** start THE INPUT **

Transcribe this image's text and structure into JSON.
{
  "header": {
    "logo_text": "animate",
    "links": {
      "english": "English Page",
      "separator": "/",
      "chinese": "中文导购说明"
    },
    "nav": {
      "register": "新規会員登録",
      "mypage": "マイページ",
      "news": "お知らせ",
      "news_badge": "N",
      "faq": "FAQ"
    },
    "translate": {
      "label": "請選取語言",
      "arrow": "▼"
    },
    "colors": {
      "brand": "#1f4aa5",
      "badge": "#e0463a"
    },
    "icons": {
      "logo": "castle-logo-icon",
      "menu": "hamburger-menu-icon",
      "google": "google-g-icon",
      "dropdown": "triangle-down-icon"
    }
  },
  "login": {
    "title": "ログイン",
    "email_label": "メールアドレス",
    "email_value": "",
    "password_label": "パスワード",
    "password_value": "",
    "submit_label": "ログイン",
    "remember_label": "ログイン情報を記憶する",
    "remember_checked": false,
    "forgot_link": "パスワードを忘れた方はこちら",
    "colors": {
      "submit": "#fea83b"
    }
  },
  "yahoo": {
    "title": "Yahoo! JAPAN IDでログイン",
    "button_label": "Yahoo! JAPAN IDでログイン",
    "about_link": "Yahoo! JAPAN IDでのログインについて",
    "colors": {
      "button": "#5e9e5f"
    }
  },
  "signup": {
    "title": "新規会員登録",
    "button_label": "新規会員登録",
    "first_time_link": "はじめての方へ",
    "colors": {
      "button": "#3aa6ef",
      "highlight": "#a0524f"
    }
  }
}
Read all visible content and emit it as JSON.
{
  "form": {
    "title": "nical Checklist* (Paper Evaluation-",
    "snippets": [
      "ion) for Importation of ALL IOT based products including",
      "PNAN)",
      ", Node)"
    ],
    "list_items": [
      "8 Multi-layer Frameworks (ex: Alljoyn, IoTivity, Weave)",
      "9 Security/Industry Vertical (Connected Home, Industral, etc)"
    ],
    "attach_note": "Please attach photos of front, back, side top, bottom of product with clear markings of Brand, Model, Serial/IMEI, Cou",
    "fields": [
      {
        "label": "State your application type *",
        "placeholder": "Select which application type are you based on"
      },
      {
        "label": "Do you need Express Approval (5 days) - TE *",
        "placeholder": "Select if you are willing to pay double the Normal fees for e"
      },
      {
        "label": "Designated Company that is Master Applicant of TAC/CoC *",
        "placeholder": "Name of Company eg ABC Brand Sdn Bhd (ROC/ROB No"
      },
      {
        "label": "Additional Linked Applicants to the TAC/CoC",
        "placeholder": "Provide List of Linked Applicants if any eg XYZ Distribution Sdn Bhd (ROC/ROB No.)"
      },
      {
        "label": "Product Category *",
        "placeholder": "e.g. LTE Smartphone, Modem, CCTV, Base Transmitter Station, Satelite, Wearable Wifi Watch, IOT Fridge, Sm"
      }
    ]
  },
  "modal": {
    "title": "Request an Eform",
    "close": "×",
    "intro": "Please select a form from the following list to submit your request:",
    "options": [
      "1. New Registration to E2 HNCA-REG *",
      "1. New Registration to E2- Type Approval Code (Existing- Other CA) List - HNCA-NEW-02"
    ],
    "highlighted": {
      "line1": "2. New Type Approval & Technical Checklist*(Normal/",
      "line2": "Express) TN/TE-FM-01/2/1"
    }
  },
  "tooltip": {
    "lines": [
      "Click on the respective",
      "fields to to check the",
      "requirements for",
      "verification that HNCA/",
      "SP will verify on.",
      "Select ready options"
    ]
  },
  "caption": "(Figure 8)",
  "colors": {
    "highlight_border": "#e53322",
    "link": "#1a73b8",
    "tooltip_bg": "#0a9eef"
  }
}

** end THE INPUT **

**DIRECTION**
Gather each line in the data that holds the string "title".

**WRITTEN RESPONSE**
    "title": "ログイン",
    "title": "Yahoo! JAPAN IDでログイン",
    "title": "新規会員登録",
    "title": "nical Checklist* (Paper Evaluation-",
    "title": "Request an Eform",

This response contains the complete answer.